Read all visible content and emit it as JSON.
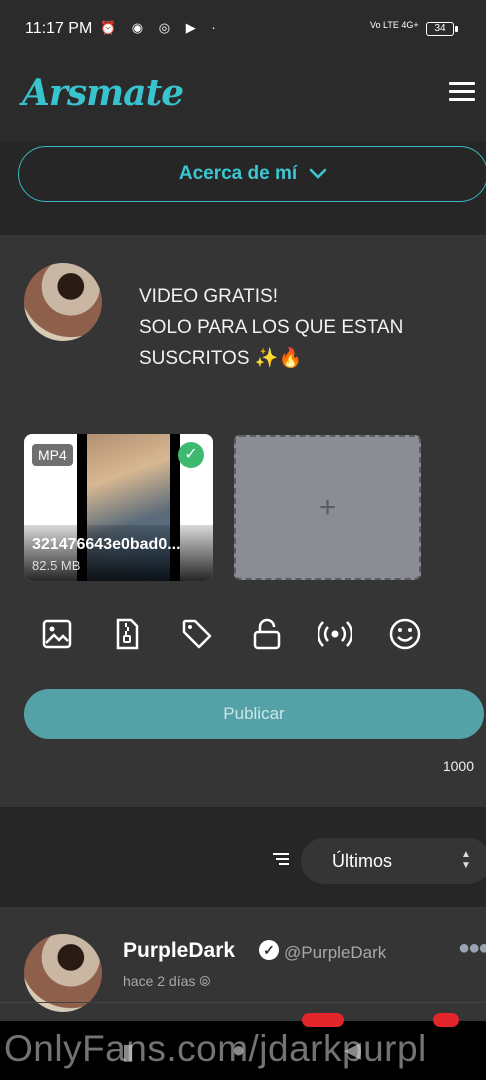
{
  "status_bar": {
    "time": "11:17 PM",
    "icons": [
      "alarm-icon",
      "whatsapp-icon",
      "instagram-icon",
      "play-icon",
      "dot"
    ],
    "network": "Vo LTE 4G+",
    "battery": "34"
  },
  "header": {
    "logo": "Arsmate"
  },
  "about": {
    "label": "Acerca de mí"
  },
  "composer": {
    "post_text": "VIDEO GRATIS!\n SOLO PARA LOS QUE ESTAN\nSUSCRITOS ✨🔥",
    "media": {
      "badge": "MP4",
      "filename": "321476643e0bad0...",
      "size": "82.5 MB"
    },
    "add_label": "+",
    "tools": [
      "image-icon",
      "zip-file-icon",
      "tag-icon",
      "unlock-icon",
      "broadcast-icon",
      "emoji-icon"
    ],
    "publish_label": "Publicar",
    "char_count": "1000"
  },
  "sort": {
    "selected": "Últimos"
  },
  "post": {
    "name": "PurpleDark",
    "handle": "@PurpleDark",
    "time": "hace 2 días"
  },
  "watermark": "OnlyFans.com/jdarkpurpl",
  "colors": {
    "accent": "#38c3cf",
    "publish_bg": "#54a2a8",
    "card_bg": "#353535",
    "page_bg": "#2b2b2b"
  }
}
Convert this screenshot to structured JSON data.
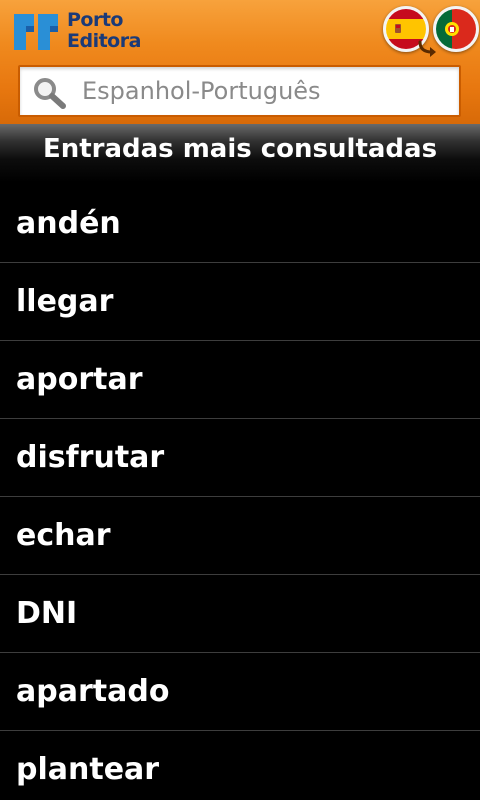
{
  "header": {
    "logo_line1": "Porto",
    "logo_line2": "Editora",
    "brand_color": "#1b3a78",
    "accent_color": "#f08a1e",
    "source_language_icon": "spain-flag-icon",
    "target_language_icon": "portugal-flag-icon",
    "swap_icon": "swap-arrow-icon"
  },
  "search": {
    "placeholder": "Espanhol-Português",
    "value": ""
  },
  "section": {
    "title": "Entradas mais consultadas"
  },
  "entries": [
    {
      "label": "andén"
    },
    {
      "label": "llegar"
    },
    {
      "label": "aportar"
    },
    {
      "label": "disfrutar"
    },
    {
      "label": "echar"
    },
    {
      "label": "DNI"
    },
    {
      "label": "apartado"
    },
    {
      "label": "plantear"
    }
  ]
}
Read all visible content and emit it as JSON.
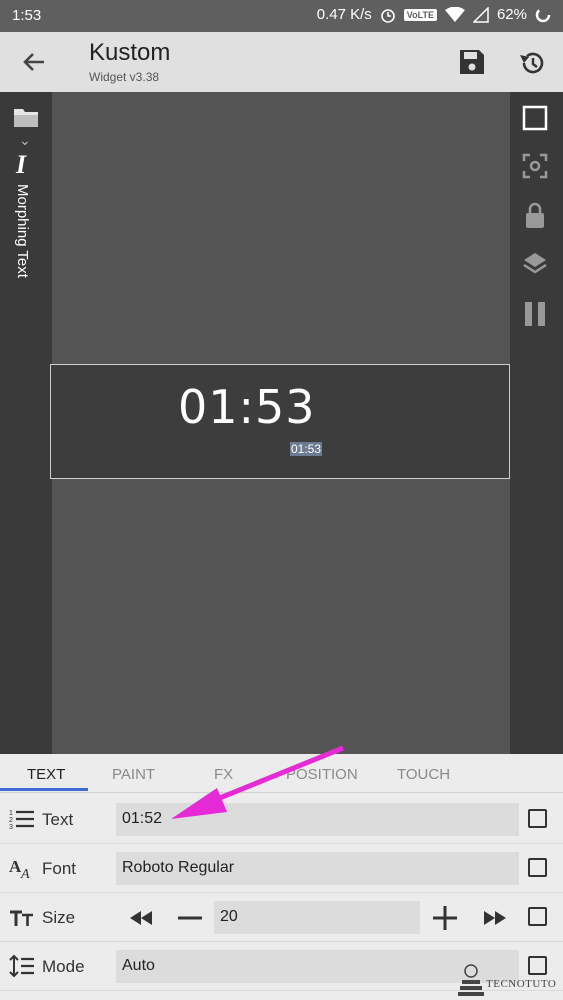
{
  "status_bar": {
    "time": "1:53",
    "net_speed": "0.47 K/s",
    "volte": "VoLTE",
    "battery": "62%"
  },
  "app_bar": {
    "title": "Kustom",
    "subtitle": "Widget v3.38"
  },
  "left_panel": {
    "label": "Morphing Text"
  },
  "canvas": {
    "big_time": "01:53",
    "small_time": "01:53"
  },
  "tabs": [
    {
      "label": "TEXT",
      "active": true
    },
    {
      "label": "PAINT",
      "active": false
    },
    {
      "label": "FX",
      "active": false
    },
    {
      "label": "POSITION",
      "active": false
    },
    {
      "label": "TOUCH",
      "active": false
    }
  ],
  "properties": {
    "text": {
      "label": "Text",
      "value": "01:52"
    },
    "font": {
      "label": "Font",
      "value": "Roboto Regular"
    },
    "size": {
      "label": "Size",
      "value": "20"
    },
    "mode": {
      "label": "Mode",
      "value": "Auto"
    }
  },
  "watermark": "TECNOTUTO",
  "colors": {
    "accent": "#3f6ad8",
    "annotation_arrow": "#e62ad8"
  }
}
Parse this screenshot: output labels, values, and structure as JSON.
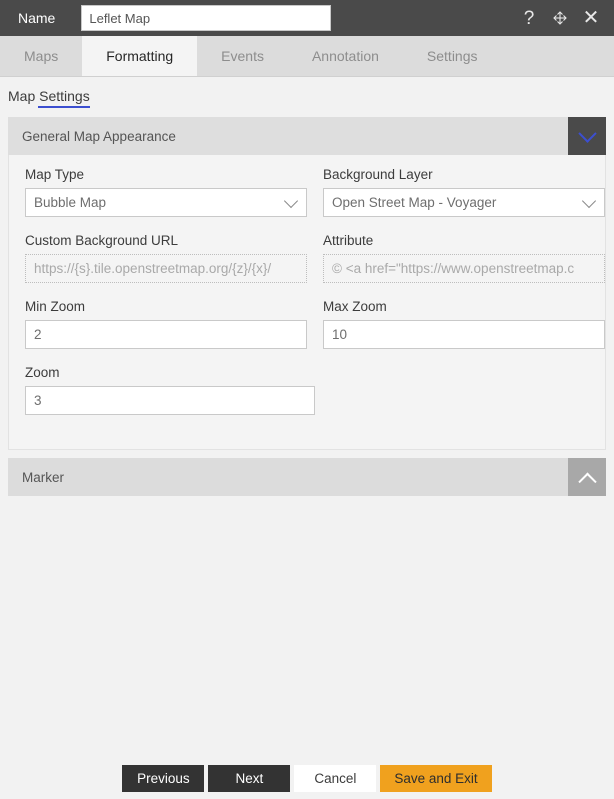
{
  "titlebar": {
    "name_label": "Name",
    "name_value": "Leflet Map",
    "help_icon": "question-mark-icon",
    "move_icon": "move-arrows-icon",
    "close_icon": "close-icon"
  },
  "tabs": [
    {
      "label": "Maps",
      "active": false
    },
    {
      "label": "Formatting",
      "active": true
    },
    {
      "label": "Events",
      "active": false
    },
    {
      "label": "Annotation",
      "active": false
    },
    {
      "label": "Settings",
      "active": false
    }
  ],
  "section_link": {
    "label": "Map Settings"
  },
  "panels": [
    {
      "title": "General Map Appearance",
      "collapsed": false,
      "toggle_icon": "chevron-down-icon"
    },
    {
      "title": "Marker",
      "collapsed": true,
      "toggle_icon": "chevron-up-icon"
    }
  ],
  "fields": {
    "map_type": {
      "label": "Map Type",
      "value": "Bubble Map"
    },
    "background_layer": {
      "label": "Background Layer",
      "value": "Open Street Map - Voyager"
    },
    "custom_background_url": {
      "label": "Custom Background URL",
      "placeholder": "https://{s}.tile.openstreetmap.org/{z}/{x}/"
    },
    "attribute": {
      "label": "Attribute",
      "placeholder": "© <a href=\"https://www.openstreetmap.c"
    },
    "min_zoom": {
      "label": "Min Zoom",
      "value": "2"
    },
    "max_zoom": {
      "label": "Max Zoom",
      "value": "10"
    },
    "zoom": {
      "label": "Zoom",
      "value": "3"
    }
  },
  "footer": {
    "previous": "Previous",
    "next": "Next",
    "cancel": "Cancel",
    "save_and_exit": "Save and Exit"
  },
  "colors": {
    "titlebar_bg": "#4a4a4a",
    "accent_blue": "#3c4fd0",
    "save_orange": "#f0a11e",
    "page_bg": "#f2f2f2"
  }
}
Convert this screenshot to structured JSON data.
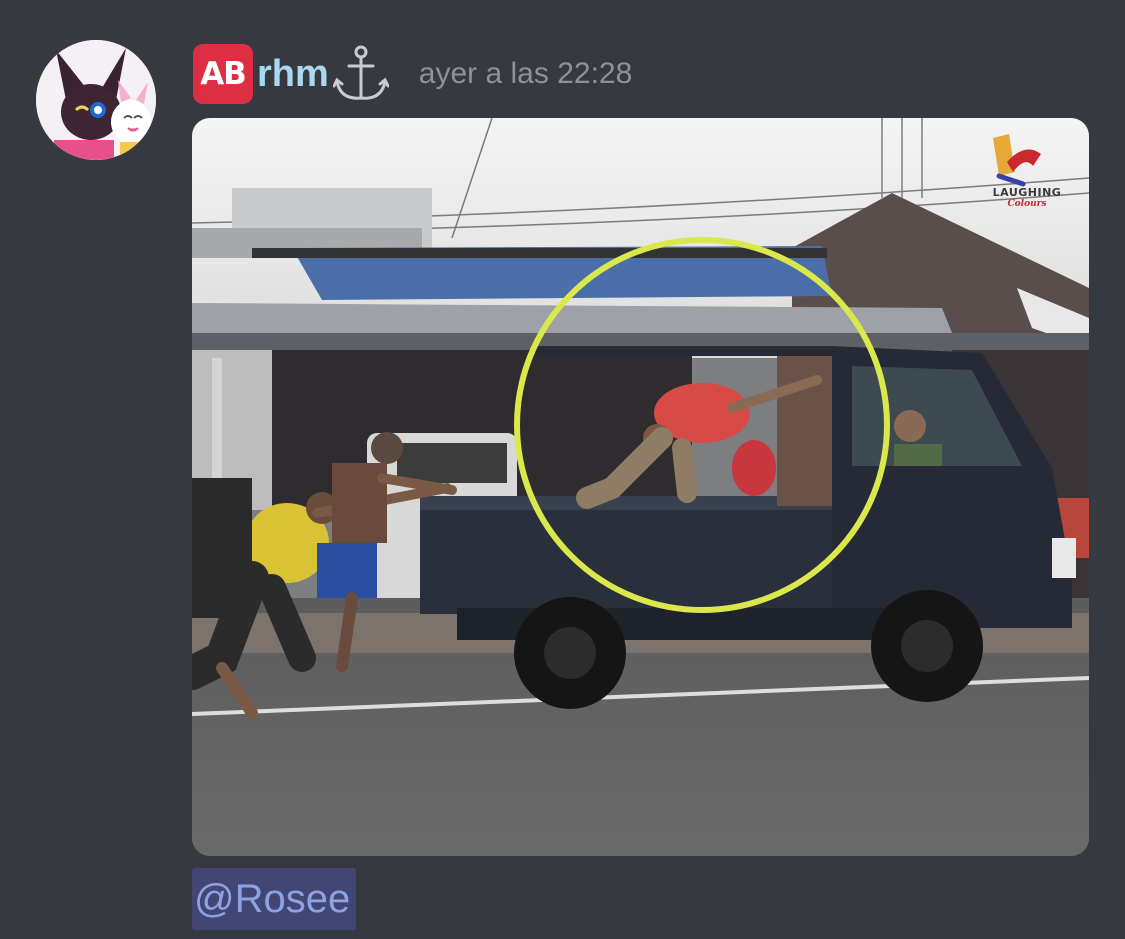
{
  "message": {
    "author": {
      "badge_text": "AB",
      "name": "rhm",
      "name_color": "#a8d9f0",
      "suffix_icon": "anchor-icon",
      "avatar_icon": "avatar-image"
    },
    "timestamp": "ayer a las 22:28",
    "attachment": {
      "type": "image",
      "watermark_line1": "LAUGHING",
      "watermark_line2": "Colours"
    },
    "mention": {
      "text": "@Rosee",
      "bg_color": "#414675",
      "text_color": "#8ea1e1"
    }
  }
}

_ _ _ _

## What is needed
Repeat the data in full and exactly. Omit pictures.

## Solution
Read all visible content and emit it as JSON.
{
  "status_bar": {
    "time": "11:17 PM",
    "icons": [
      "alarm-icon",
      "whatsapp-icon",
      "instagram-icon",
      "play-icon",
      "dot"
    ],
    "network": "Vo LTE 4G+",
    "battery": "34"
  },
  "header": {
    "logo": "Arsmate"
  },
  "about": {
    "label": "Acerca de mí"
  },
  "composer": {
    "post_text": "VIDEO GRATIS!\n SOLO PARA LOS QUE ESTAN\nSUSCRITOS ✨🔥",
    "media": {
      "badge": "MP4",
      "filename": "321476643e0bad0...",
      "size": "82.5 MB"
    },
    "add_label": "+",
    "tools": [
      "image-icon",
      "zip-file-icon",
      "tag-icon",
      "unlock-icon",
      "broadcast-icon",
      "emoji-icon"
    ],
    "publish_label": "Publicar",
    "char_count": "1000"
  },
  "sort": {
    "selected": "Últimos"
  },
  "post": {
    "name": "PurpleDark",
    "handle": "@PurpleDark",
    "time": "hace 2 días"
  },
  "watermark": "OnlyFans.com/jdarkpurpl",
  "colors": {
    "accent": "#38c3cf",
    "publish_bg": "#54a2a8",
    "card_bg": "#353535",
    "page_bg": "#2b2b2b"
  }
}
Convert this screenshot to structured JSON data.
{
  "header": {
    "logo_line1": "Porto",
    "logo_line2": "Editora",
    "brand_color": "#1b3a78",
    "accent_color": "#f08a1e",
    "source_language_icon": "spain-flag-icon",
    "target_language_icon": "portugal-flag-icon",
    "swap_icon": "swap-arrow-icon"
  },
  "search": {
    "placeholder": "Espanhol-Português",
    "value": ""
  },
  "section": {
    "title": "Entradas mais consultadas"
  },
  "entries": [
    {
      "label": "andén"
    },
    {
      "label": "llegar"
    },
    {
      "label": "aportar"
    },
    {
      "label": "disfrutar"
    },
    {
      "label": "echar"
    },
    {
      "label": "DNI"
    },
    {
      "label": "apartado"
    },
    {
      "label": "plantear"
    }
  ]
}
Read all visible content and emit it as JSON.
{
  "status_bar": {
    "time": "1:53",
    "net_speed": "0.47 K/s",
    "volte": "VoLTE",
    "battery": "62%"
  },
  "app_bar": {
    "title": "Kustom",
    "subtitle": "Widget v3.38"
  },
  "left_panel": {
    "label": "Morphing Text"
  },
  "canvas": {
    "big_time": "01:53",
    "small_time": "01:53"
  },
  "tabs": [
    {
      "label": "TEXT",
      "active": true
    },
    {
      "label": "PAINT",
      "active": false
    },
    {
      "label": "FX",
      "active": false
    },
    {
      "label": "POSITION",
      "active": false
    },
    {
      "label": "TOUCH",
      "active": false
    }
  ],
  "properties": {
    "text": {
      "label": "Text",
      "value": "01:52"
    },
    "font": {
      "label": "Font",
      "value": "Roboto Regular"
    },
    "size": {
      "label": "Size",
      "value": "20"
    },
    "mode": {
      "label": "Mode",
      "value": "Auto"
    }
  },
  "watermark": "TECNOTUTO",
  "colors": {
    "accent": "#3f6ad8",
    "annotation_arrow": "#e62ad8"
  }
}
Parse this screenshot: output labels, values, and structure as JSON.
{
  "titlebar": {
    "name_label": "Name",
    "name_value": "Leflet Map",
    "help_icon": "question-mark-icon",
    "move_icon": "move-arrows-icon",
    "close_icon": "close-icon"
  },
  "tabs": [
    {
      "label": "Maps",
      "active": false
    },
    {
      "label": "Formatting",
      "active": true
    },
    {
      "label": "Events",
      "active": false
    },
    {
      "label": "Annotation",
      "active": false
    },
    {
      "label": "Settings",
      "active": false
    }
  ],
  "section_link": {
    "label": "Map Settings"
  },
  "panels": [
    {
      "title": "General Map Appearance",
      "collapsed": false,
      "toggle_icon": "chevron-down-icon"
    },
    {
      "title": "Marker",
      "collapsed": true,
      "toggle_icon": "chevron-up-icon"
    }
  ],
  "fields": {
    "map_type": {
      "label": "Map Type",
      "value": "Bubble Map"
    },
    "background_layer": {
      "label": "Background Layer",
      "value": "Open Street Map - Voyager"
    },
    "custom_background_url": {
      "label": "Custom Background URL",
      "placeholder": "https://{s}.tile.openstreetmap.org/{z}/{x}/"
    },
    "attribute": {
      "label": "Attribute",
      "placeholder": "© <a href=\"https://www.openstreetmap.c"
    },
    "min_zoom": {
      "label": "Min Zoom",
      "value": "2"
    },
    "max_zoom": {
      "label": "Max Zoom",
      "value": "10"
    },
    "zoom": {
      "label": "Zoom",
      "value": "3"
    }
  },
  "footer": {
    "previous": "Previous",
    "next": "Next",
    "cancel": "Cancel",
    "save_and_exit": "Save and Exit"
  },
  "colors": {
    "titlebar_bg": "#4a4a4a",
    "accent_blue": "#3c4fd0",
    "save_orange": "#f0a11e",
    "page_bg": "#f2f2f2"
  }
}
Convert this screenshot to structured JSON data.
{
  "message": {
    "author": {
      "badge_text": "AB",
      "name": "rhm",
      "name_color": "#a8d9f0",
      "suffix_icon": "anchor-icon",
      "avatar_icon": "avatar-image"
    },
    "timestamp": "ayer a las 22:28",
    "attachment": {
      "type": "image",
      "watermark_line1": "LAUGHING",
      "watermark_line2": "Colours"
    },
    "mention": {
      "text": "@Rosee",
      "bg_color": "#414675",
      "text_color": "#8ea1e1"
    }
  }
}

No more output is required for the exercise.